• [Directions] Copy all records verbatim.

• [Collected data entries]
· · ·
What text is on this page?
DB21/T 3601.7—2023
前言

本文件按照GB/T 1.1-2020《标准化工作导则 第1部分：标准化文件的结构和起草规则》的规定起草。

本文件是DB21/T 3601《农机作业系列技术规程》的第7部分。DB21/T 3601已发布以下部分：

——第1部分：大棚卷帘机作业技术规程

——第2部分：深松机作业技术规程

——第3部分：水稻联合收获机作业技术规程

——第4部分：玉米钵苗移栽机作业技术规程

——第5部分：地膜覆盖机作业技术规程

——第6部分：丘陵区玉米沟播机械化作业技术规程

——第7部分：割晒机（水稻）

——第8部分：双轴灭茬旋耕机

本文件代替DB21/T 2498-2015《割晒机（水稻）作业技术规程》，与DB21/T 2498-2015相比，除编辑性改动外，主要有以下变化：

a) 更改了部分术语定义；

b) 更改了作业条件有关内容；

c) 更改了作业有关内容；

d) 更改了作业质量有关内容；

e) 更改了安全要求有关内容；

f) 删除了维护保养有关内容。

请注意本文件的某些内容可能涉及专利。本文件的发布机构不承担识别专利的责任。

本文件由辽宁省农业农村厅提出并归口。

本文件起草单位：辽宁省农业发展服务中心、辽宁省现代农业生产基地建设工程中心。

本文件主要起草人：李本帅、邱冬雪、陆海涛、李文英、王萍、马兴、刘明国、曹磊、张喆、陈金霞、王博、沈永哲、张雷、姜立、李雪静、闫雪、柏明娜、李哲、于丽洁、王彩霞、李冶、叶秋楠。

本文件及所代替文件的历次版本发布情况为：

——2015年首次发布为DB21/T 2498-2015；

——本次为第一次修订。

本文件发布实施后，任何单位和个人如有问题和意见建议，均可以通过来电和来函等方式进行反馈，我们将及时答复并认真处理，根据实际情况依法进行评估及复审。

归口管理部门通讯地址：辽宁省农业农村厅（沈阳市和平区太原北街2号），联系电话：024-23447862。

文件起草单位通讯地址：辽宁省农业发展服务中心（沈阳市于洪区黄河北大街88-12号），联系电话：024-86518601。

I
· · ·
• [Response to this task]
What text is on this page?
DB21/T 3601.7—2023
前言

本文件按照GB/T 1.1-2020《标准化工作导则 第1部分：标准化文件的结构和起草规则》的规定起草。

本文件是DB21/T 3601《农机作业系列技术规程》的第7部分。DB21/T 3601已发布以下部分：

——第1部分：大棚卷帘机作业技术规程

——第2部分：深松机作业技术规程

——第3部分：水稻联合收获机作业技术规程

——第4部分：玉米钵苗移栽机作业技术规程

——第5部分：地膜覆盖机作业技术规程

——第6部分：丘陵区玉米沟播机械化作业技术规程

——第7部分：割晒机（水稻）

——第8部分：双轴灭茬旋耕机

本文件代替DB21/T 2498-2015《割晒机（水稻）作业技术规程》，与DB21/T 2498-2015相比，除编辑性改动外，主要有以下变化：

a) 更改了部分术语定义；

b) 更改了作业条件有关内容；

c) 更改了作业有关内容；

d) 更改了作业质量有关内容；

e) 更改了安全要求有关内容；

f) 删除了维护保养有关内容。

请注意本文件的某些内容可能涉及专利。本文件的发布机构不承担识别专利的责任。

本文件由辽宁省农业农村厅提出并归口。

本文件起草单位：辽宁省农业发展服务中心、辽宁省现代农业生产基地建设工程中心。

本文件主要起草人：李本帅、邱冬雪、陆海涛、李文英、王萍、马兴、刘明国、曹磊、张喆、陈金霞、王博、沈永哲、张雷、姜立、李雪静、闫雪、柏明娜、李哲、于丽洁、王彩霞、李冶、叶秋楠。

本文件及所代替文件的历次版本发布情况为：

——2015年首次发布为DB21/T 2498-2015；

——本次为第一次修订。

本文件发布实施后，任何单位和个人如有问题和意见建议，均可以通过来电和来函等方式进行反馈，我们将及时答复并认真处理，根据实际情况依法进行评估及复审。

归口管理部门通讯地址：辽宁省农业农村厅（沈阳市和平区太原北街2号），联系电话：024-23447862。

文件起草单位通讯地址：辽宁省农业发展服务中心（沈阳市于洪区黄河北大街88-12号），联系电话：024-86518601。

I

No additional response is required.